◆ Exercise brief
Print each line exactly as it is given.

◆ Stored data

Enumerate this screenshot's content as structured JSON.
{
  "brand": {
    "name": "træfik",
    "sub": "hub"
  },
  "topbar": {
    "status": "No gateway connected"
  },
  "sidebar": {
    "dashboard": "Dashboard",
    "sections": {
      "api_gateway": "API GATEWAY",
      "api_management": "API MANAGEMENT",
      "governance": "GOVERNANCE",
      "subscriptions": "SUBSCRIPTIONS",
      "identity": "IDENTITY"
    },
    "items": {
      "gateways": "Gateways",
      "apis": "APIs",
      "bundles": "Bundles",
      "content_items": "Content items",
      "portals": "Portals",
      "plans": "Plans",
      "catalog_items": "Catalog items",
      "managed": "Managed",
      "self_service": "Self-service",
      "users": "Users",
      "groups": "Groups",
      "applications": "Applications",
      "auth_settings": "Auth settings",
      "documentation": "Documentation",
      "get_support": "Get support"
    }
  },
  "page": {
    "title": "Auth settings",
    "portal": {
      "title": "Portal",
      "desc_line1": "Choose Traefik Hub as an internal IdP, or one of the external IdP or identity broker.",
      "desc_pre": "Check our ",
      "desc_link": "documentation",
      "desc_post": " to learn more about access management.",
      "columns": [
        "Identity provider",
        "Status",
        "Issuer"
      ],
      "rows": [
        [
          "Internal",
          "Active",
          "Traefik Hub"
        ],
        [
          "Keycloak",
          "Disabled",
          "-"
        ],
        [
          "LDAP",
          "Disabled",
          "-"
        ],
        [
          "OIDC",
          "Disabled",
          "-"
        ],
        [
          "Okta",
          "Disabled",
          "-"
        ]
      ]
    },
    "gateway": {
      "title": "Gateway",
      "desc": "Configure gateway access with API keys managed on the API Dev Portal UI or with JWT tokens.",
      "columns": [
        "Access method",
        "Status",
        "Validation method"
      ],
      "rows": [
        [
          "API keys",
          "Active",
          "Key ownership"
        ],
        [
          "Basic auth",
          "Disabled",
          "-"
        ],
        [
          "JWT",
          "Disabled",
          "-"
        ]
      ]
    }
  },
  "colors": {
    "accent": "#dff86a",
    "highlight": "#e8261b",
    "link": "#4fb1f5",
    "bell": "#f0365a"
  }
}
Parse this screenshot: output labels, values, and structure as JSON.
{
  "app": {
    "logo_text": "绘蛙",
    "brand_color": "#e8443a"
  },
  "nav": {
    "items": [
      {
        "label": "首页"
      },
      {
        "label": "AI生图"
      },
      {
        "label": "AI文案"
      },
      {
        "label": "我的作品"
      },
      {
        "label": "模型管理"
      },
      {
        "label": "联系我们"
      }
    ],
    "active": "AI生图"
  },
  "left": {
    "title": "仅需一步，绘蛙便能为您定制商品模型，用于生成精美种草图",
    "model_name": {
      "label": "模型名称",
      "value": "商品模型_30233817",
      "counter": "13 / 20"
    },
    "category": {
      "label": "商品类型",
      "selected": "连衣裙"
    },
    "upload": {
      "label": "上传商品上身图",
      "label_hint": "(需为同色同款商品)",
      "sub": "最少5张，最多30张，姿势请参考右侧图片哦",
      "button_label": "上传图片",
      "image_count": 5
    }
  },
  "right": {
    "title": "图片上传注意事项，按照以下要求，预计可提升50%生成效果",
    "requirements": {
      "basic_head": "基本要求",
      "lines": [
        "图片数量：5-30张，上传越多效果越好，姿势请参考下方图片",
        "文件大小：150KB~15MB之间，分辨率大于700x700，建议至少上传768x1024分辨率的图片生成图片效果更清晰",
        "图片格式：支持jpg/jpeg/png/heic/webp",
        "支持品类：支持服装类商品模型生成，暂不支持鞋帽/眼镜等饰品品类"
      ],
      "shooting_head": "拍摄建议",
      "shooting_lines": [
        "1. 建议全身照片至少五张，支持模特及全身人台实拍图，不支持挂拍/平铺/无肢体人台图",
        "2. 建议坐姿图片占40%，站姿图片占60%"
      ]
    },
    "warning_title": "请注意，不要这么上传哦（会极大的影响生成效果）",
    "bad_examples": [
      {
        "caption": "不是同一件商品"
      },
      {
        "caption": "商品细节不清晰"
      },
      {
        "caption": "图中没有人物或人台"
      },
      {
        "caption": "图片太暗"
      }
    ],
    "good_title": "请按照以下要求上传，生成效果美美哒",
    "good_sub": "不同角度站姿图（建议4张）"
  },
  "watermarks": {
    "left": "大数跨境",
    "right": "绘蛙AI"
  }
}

◆ Right answer
Enumerate this screenshot's content as structured JSON.
{
  "brand": {
    "name": "træfik",
    "sub": "hub"
  },
  "topbar": {
    "status": "No gateway connected"
  },
  "sidebar": {
    "dashboard": "Dashboard",
    "sections": {
      "api_gateway": "API GATEWAY",
      "api_management": "API MANAGEMENT",
      "governance": "GOVERNANCE",
      "subscriptions": "SUBSCRIPTIONS",
      "identity": "IDENTITY"
    },
    "items": {
      "gateways": "Gateways",
      "apis": "APIs",
      "bundles": "Bundles",
      "content_items": "Content items",
      "portals": "Portals",
      "plans": "Plans",
      "catalog_items": "Catalog items",
      "managed": "Managed",
      "self_service": "Self-service",
      "users": "Users",
      "groups": "Groups",
      "applications": "Applications",
      "auth_settings": "Auth settings",
      "documentation": "Documentation",
      "get_support": "Get support"
    }
  },
  "page": {
    "title": "Auth settings",
    "portal": {
      "title": "Portal",
      "desc_line1": "Choose Traefik Hub as an internal IdP, or one of the external IdP or identity broker.",
      "desc_pre": "Check our ",
      "desc_link": "documentation",
      "desc_post": " to learn more about access management.",
      "columns": [
        "Identity provider",
        "Status",
        "Issuer"
      ],
      "rows": [
        [
          "Internal",
          "Active",
          "Traefik Hub"
        ],
        [
          "Keycloak",
          "Disabled",
          "-"
        ],
        [
          "LDAP",
          "Disabled",
          "-"
        ],
        [
          "OIDC",
          "Disabled",
          "-"
        ],
        [
          "Okta",
          "Disabled",
          "-"
        ]
      ]
    },
    "gateway": {
      "title": "Gateway",
      "desc": "Configure gateway access with API keys managed on the API Dev Portal UI or with JWT tokens.",
      "columns": [
        "Access method",
        "Status",
        "Validation method"
      ],
      "rows": [
        [
          "API keys",
          "Active",
          "Key ownership"
        ],
        [
          "Basic auth",
          "Disabled",
          "-"
        ],
        [
          "JWT",
          "Disabled",
          "-"
        ]
      ]
    }
  },
  "colors": {
    "accent": "#dff86a",
    "highlight": "#e8261b",
    "link": "#4fb1f5",
    "bell": "#f0365a"
  }
}
Parse this screenshot: output labels, values, and structure as JSON.
{
  "app": {
    "logo_text": "绘蛙",
    "brand_color": "#e8443a"
  },
  "nav": {
    "items": [
      {
        "label": "首页"
      },
      {
        "label": "AI生图"
      },
      {
        "label": "AI文案"
      },
      {
        "label": "我的作品"
      },
      {
        "label": "模型管理"
      },
      {
        "label": "联系我们"
      }
    ],
    "active": "AI生图"
  },
  "left": {
    "title": "仅需一步，绘蛙便能为您定制商品模型，用于生成精美种草图",
    "model_name": {
      "label": "模型名称",
      "value": "商品模型_30233817",
      "counter": "13 / 20"
    },
    "category": {
      "label": "商品类型",
      "selected": "连衣裙"
    },
    "upload": {
      "label": "上传商品上身图",
      "label_hint": "(需为同色同款商品)",
      "sub": "最少5张，最多30张，姿势请参考右侧图片哦",
      "button_label": "上传图片",
      "image_count": 5
    }
  },
  "right": {
    "title": "图片上传注意事项，按照以下要求，预计可提升50%生成效果",
    "requirements": {
      "basic_head": "基本要求",
      "lines": [
        "图片数量：5-30张，上传越多效果越好，姿势请参考下方图片",
        "文件大小：150KB~15MB之间，分辨率大于700x700，建议至少上传768x1024分辨率的图片生成图片效果更清晰",
        "图片格式：支持jpg/jpeg/png/heic/webp",
        "支持品类：支持服装类商品模型生成，暂不支持鞋帽/眼镜等饰品品类"
      ],
      "shooting_head": "拍摄建议",
      "shooting_lines": [
        "1. 建议全身照片至少五张，支持模特及全身人台实拍图，不支持挂拍/平铺/无肢体人台图",
        "2. 建议坐姿图片占40%，站姿图片占60%"
      ]
    },
    "warning_title": "请注意，不要这么上传哦（会极大的影响生成效果）",
    "bad_examples": [
      {
        "caption": "不是同一件商品"
      },
      {
        "caption": "商品细节不清晰"
      },
      {
        "caption": "图中没有人物或人台"
      },
      {
        "caption": "图片太暗"
      }
    ],
    "good_title": "请按照以下要求上传，生成效果美美哒",
    "good_sub": "不同角度站姿图（建议4张）"
  },
  "watermarks": {
    "left": "大数跨境",
    "right": "绘蛙AI"
  }
}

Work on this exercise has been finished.